List each line of the data that holds the string "this", please.
--- Start Extracted entries ---
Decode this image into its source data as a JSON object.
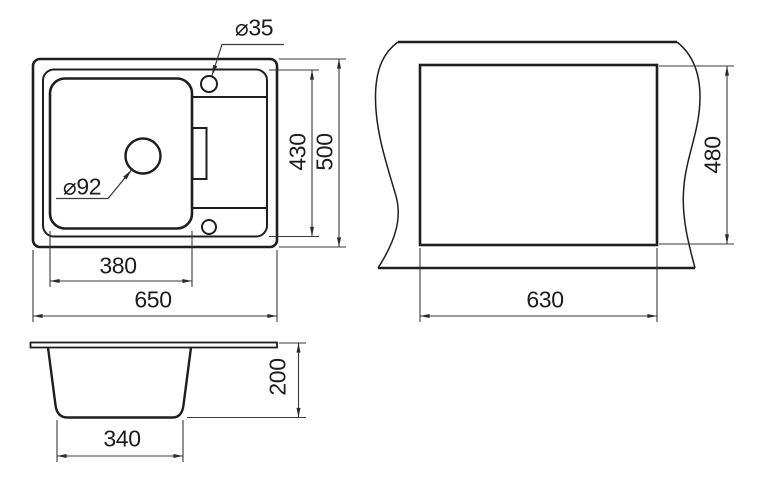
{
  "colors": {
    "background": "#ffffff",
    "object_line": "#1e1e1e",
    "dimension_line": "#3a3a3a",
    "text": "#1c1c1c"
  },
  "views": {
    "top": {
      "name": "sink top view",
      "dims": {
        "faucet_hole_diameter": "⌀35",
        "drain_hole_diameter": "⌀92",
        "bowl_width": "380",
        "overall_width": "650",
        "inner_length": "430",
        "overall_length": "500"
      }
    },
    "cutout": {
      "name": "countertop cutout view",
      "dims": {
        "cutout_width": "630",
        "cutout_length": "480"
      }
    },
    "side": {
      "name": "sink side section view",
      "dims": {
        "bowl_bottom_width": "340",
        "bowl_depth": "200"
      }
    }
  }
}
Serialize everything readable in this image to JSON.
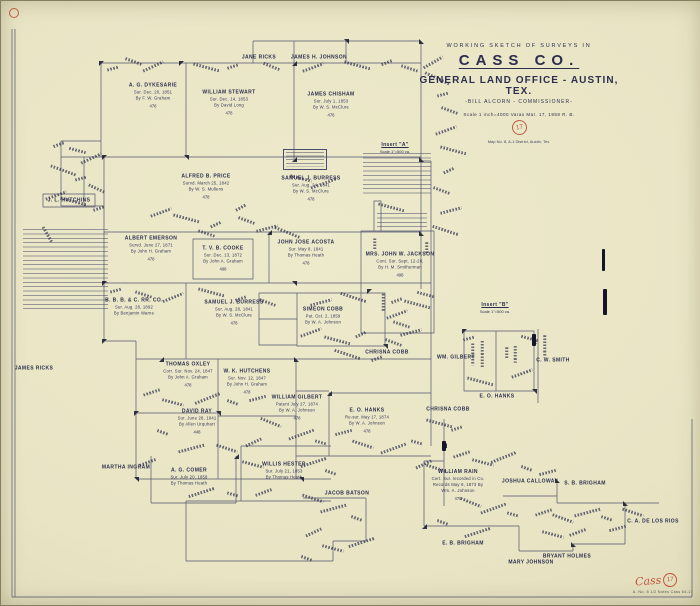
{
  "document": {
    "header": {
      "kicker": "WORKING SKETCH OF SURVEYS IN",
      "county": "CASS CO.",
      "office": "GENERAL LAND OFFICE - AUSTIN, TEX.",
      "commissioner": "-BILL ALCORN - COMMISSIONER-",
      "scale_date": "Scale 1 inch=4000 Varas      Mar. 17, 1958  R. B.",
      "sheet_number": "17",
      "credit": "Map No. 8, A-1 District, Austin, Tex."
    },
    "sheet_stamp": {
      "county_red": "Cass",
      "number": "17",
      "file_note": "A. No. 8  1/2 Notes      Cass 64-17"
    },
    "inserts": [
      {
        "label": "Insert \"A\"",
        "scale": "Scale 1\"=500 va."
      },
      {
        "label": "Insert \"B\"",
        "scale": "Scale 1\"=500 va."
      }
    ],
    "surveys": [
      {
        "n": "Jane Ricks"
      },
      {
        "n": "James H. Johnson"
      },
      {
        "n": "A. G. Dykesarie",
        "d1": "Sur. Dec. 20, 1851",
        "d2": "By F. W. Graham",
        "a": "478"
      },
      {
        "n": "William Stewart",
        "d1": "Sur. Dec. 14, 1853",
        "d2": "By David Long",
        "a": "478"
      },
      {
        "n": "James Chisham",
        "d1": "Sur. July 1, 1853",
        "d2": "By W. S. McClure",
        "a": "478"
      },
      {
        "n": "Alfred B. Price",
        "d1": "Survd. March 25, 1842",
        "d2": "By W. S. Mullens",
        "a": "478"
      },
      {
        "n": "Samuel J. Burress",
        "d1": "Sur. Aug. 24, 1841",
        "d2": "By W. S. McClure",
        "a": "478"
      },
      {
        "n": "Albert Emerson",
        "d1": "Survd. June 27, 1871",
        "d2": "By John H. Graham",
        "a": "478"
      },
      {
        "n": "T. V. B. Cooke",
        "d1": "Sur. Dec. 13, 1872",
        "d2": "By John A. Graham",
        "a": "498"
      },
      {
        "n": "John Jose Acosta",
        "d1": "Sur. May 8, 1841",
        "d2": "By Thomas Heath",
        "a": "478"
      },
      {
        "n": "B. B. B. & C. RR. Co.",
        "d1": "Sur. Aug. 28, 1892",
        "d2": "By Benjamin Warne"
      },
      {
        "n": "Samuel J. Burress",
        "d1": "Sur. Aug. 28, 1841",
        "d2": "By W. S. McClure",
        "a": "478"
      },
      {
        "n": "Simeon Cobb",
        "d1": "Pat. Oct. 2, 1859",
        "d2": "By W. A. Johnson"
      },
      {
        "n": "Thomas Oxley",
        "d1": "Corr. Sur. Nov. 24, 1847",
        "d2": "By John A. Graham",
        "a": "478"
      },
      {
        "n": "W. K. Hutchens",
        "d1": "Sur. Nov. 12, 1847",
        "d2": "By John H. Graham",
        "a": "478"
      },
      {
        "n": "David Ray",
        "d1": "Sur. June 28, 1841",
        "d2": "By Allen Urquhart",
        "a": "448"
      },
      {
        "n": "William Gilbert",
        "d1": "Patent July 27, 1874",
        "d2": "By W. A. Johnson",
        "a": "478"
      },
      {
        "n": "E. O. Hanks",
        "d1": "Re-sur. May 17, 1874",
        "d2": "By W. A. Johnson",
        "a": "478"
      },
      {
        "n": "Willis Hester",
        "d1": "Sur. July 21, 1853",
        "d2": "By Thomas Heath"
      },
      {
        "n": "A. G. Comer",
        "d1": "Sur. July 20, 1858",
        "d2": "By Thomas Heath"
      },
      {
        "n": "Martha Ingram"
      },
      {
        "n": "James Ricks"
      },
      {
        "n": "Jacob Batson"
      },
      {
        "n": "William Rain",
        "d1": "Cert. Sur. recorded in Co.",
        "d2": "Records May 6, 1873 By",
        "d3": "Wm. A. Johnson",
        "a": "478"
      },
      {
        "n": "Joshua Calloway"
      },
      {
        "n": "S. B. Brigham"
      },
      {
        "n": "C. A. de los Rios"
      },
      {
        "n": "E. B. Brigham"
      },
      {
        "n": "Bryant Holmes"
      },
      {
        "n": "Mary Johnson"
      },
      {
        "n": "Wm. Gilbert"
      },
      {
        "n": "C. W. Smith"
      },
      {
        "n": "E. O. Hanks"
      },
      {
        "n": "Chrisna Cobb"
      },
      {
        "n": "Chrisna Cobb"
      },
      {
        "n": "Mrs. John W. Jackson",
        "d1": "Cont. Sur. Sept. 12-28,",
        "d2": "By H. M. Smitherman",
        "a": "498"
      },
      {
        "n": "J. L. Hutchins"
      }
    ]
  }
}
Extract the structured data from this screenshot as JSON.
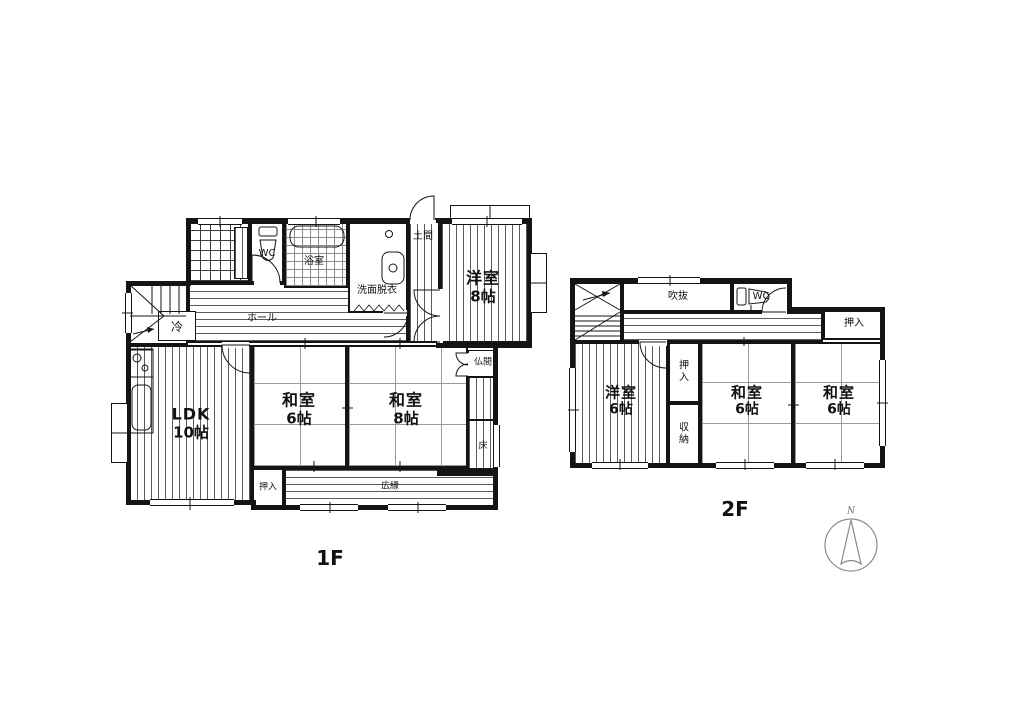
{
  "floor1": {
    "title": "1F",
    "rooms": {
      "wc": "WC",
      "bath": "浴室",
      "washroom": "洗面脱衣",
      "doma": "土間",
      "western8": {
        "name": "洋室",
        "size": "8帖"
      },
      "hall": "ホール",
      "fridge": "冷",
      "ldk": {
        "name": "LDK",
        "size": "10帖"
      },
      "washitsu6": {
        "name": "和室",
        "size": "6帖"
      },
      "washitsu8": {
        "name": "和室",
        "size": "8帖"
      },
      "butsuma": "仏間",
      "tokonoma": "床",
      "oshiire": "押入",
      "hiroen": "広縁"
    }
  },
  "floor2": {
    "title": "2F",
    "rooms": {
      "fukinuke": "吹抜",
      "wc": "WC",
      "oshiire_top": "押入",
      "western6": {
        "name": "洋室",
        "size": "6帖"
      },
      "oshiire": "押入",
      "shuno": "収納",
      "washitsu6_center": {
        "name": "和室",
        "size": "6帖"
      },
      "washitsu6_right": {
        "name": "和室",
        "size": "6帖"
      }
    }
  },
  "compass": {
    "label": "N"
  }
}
--- End Extracted entries ---
--- Start Extracted entries ---
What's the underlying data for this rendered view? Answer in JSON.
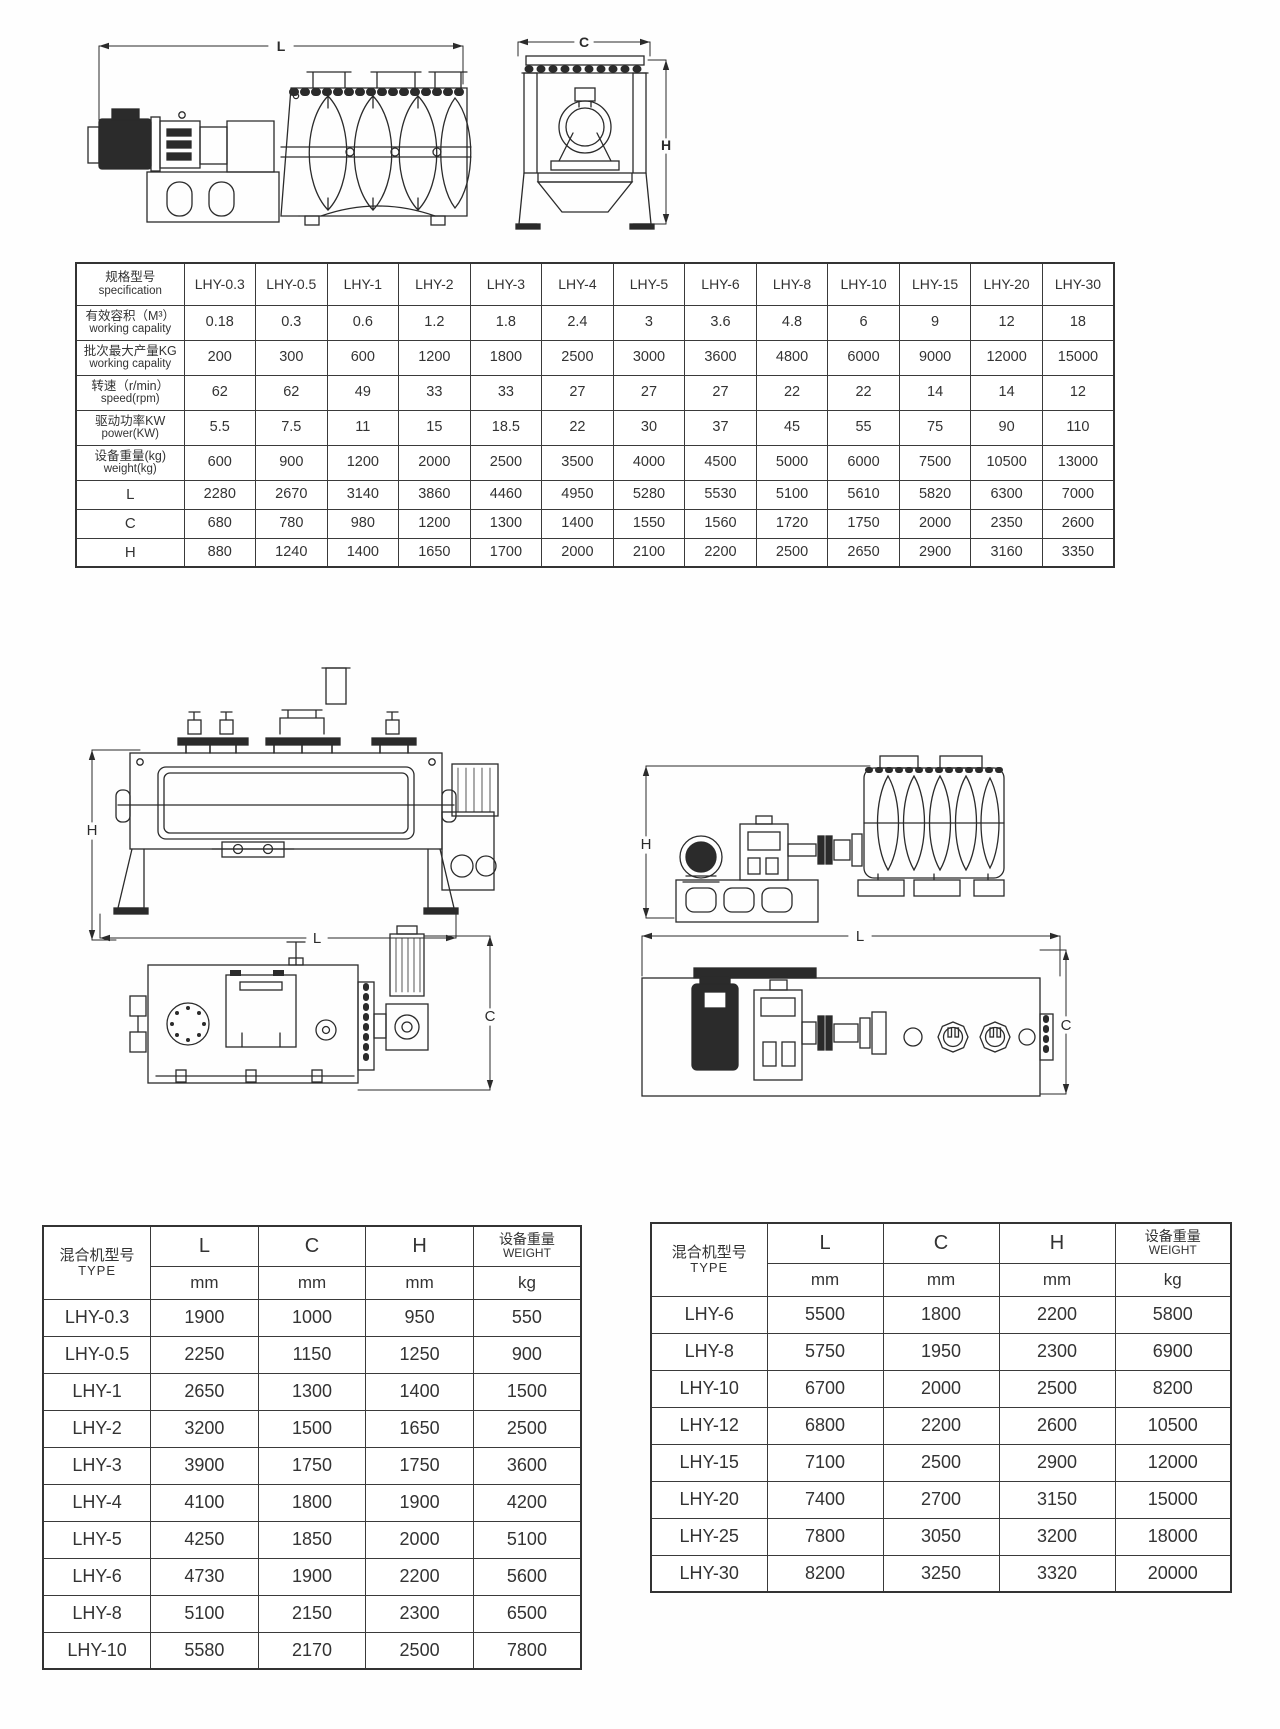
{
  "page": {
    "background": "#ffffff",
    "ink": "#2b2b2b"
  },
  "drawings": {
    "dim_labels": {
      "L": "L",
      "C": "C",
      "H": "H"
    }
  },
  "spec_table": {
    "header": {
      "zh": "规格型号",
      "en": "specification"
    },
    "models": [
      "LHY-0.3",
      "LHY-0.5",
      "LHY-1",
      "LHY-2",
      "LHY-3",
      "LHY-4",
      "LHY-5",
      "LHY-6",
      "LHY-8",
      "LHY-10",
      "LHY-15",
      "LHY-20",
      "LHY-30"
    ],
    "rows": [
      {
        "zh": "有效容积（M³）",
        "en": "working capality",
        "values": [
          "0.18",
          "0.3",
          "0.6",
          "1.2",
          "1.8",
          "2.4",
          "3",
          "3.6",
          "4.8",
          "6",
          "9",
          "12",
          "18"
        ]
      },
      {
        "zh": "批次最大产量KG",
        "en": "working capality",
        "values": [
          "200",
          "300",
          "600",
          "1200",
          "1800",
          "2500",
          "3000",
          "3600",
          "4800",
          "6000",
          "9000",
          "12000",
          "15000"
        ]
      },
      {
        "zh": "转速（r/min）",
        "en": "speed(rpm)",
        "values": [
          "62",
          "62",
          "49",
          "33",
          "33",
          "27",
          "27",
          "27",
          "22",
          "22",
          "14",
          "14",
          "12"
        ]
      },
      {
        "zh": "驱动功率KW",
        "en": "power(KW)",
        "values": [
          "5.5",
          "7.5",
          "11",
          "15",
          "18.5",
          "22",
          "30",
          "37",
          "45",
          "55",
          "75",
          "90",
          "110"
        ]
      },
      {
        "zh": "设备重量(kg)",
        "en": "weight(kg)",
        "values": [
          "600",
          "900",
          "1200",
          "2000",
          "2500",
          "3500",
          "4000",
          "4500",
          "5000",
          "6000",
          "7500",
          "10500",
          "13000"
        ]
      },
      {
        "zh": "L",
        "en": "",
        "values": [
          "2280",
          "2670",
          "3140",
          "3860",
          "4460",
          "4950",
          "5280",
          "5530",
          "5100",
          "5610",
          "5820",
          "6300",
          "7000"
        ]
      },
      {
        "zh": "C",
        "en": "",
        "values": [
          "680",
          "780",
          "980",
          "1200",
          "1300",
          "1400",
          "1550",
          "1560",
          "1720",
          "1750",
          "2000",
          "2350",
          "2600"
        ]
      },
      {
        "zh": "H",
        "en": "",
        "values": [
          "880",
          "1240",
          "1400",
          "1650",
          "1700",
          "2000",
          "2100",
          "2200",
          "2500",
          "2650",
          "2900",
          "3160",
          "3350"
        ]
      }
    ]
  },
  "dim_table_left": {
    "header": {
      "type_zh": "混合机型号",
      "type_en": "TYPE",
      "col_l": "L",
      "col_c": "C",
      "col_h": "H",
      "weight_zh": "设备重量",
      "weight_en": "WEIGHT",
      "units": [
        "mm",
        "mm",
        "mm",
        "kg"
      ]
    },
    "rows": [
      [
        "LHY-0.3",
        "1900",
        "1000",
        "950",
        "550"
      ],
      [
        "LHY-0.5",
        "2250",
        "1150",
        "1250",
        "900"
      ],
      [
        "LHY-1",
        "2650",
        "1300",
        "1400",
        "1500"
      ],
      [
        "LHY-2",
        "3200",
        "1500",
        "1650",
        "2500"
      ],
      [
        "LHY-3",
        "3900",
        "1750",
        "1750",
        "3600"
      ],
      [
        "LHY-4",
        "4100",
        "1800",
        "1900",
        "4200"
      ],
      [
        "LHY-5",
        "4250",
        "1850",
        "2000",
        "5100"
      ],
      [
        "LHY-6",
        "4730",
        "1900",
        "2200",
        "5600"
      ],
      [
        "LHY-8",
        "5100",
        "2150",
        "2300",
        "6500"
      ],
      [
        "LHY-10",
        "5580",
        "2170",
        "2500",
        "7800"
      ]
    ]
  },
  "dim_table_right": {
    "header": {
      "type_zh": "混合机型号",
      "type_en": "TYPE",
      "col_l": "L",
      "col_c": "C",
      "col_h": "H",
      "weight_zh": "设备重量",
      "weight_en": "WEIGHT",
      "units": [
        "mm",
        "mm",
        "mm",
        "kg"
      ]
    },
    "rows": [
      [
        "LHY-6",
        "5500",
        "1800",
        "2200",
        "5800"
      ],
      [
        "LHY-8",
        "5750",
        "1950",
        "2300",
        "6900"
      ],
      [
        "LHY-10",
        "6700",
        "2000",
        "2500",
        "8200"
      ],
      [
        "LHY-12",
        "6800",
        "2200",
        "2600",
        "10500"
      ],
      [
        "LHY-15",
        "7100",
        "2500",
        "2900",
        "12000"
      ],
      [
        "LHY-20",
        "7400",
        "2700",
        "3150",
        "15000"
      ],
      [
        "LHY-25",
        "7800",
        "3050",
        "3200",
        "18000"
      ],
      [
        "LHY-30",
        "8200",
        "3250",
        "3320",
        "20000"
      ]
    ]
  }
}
--- End Extracted entries ---
Complete output:
Decode this image into its source data as a JSON object.
Serialize everything readable in this image to JSON.
Extract the structured data from this screenshot as JSON.
What's the underlying data for this rendered view? Answer in JSON.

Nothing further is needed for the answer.